Exercise brief: Reproduce the material in full, unchanged.
==== Listed entries
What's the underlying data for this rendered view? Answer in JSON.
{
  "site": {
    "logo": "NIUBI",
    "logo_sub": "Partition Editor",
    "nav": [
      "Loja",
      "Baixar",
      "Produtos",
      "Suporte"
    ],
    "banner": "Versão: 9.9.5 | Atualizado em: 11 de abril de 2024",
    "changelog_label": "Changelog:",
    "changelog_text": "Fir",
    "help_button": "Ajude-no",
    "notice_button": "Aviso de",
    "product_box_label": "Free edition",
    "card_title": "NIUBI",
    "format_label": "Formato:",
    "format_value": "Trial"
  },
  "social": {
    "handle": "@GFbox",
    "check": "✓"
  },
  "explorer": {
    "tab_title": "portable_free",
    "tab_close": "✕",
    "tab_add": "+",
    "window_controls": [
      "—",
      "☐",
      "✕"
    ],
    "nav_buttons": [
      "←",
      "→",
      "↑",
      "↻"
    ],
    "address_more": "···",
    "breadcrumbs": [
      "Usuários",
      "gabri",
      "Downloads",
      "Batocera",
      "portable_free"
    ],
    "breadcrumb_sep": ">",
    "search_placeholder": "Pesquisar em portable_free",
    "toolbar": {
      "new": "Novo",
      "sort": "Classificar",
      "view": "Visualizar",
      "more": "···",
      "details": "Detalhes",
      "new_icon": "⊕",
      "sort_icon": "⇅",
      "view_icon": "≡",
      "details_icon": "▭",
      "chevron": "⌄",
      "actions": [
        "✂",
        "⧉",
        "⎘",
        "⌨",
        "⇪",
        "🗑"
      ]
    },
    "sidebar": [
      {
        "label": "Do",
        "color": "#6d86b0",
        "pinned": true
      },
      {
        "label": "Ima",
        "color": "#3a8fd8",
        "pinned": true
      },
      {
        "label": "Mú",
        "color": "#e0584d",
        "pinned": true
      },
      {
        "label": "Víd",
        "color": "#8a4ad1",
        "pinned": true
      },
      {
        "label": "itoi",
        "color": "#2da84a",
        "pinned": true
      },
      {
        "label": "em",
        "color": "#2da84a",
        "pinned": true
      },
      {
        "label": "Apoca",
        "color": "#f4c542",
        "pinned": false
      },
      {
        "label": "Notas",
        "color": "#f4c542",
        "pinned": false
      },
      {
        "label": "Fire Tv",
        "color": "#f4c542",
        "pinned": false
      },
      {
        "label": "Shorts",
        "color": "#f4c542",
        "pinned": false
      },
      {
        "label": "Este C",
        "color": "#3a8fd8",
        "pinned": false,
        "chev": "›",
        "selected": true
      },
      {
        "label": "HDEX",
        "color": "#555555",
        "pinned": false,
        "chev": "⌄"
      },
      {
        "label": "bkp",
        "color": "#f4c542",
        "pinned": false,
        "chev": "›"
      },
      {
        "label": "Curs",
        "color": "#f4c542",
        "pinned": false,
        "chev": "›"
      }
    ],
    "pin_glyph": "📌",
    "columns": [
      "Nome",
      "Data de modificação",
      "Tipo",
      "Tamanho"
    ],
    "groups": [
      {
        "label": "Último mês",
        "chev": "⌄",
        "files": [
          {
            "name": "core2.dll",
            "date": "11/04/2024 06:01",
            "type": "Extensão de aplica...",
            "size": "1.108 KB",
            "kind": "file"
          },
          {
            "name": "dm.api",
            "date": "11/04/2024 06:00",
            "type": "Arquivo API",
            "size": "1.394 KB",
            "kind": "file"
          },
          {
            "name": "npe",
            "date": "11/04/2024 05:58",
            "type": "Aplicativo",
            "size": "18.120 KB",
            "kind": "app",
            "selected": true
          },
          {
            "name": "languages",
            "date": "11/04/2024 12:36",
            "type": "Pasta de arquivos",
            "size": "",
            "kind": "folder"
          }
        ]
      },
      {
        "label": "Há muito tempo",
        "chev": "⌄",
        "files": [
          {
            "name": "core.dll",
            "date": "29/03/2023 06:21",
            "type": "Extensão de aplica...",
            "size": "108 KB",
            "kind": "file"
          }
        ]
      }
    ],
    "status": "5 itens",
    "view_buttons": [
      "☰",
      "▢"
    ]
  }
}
========
Final result:
What's the underlying data for this rendered view? Answer in JSON.
{
  "site": {
    "logo": "NIUBI",
    "logo_sub": "Partition Editor",
    "nav": [
      "Loja",
      "Baixar",
      "Produtos",
      "Suporte"
    ],
    "banner": "Versão: 9.9.5 | Atualizado em: 11 de abril de 2024",
    "changelog_label": "Changelog:",
    "changelog_text": "Fir",
    "help_button": "Ajude-no",
    "notice_button": "Aviso de",
    "product_box_label": "Free edition",
    "card_title": "NIUBI",
    "format_label": "Formato:",
    "format_value": "Trial"
  },
  "social": {
    "handle": "@GFbox",
    "check": "✓"
  },
  "explorer": {
    "tab_title": "portable_free",
    "tab_close": "✕",
    "tab_add": "+",
    "window_controls": [
      "—",
      "☐",
      "✕"
    ],
    "nav_buttons": [
      "←",
      "→",
      "↑",
      "↻"
    ],
    "address_more": "···",
    "breadcrumbs": [
      "Usuários",
      "gabri",
      "Downloads",
      "Batocera",
      "portable_free"
    ],
    "breadcrumb_sep": ">",
    "search_placeholder": "Pesquisar em portable_free",
    "toolbar": {
      "new": "Novo",
      "sort": "Classificar",
      "view": "Visualizar",
      "more": "···",
      "details": "Detalhes",
      "new_icon": "⊕",
      "sort_icon": "⇅",
      "view_icon": "≡",
      "details_icon": "▭",
      "chevron": "⌄",
      "actions": [
        "✂",
        "⧉",
        "⎘",
        "⌨",
        "⇪",
        "🗑"
      ]
    },
    "sidebar": [
      {
        "label": "Do",
        "color": "#6d86b0",
        "pinned": true
      },
      {
        "label": "Ima",
        "color": "#3a8fd8",
        "pinned": true
      },
      {
        "label": "Mú",
        "color": "#e0584d",
        "pinned": true
      },
      {
        "label": "Víd",
        "color": "#8a4ad1",
        "pinned": true
      },
      {
        "label": "itoi",
        "color": "#2da84a",
        "pinned": true
      },
      {
        "label": "em",
        "color": "#2da84a",
        "pinned": true
      },
      {
        "label": "Apoca",
        "color": "#f4c542",
        "pinned": false
      },
      {
        "label": "Notas",
        "color": "#f4c542",
        "pinned": false
      },
      {
        "label": "Fire Tv",
        "color": "#f4c542",
        "pinned": false
      },
      {
        "label": "Shorts",
        "color": "#f4c542",
        "pinned": false
      },
      {
        "label": "Este C",
        "color": "#3a8fd8",
        "pinned": false,
        "chev": "›",
        "selected": true
      },
      {
        "label": "HDEX",
        "color": "#555555",
        "pinned": false,
        "chev": "⌄"
      },
      {
        "label": "bkp",
        "color": "#f4c542",
        "pinned": false,
        "chev": "›"
      },
      {
        "label": "Curs",
        "color": "#f4c542",
        "pinned": false,
        "chev": "›"
      }
    ],
    "pin_glyph": "📌",
    "columns": [
      "Nome",
      "Data de modificação",
      "Tipo",
      "Tamanho"
    ],
    "groups": [
      {
        "label": "Último mês",
        "chev": "⌄",
        "files": [
          {
            "name": "core2.dll",
            "date": "11/04/2024 06:01",
            "type": "Extensão de aplica...",
            "size": "1.108 KB",
            "kind": "file"
          },
          {
            "name": "dm.api",
            "date": "11/04/2024 06:00",
            "type": "Arquivo API",
            "size": "1.394 KB",
            "kind": "file"
          },
          {
            "name": "npe",
            "date": "11/04/2024 05:58",
            "type": "Aplicativo",
            "size": "18.120 KB",
            "kind": "app",
            "selected": true
          },
          {
            "name": "languages",
            "date": "11/04/2024 12:36",
            "type": "Pasta de arquivos",
            "size": "",
            "kind": "folder"
          }
        ]
      },
      {
        "label": "Há muito tempo",
        "chev": "⌄",
        "files": [
          {
            "name": "core.dll",
            "date": "29/03/2023 06:21",
            "type": "Extensão de aplica...",
            "size": "108 KB",
            "kind": "file"
          }
        ]
      }
    ],
    "status": "5 itens",
    "view_buttons": [
      "☰",
      "▢"
    ]
  }
}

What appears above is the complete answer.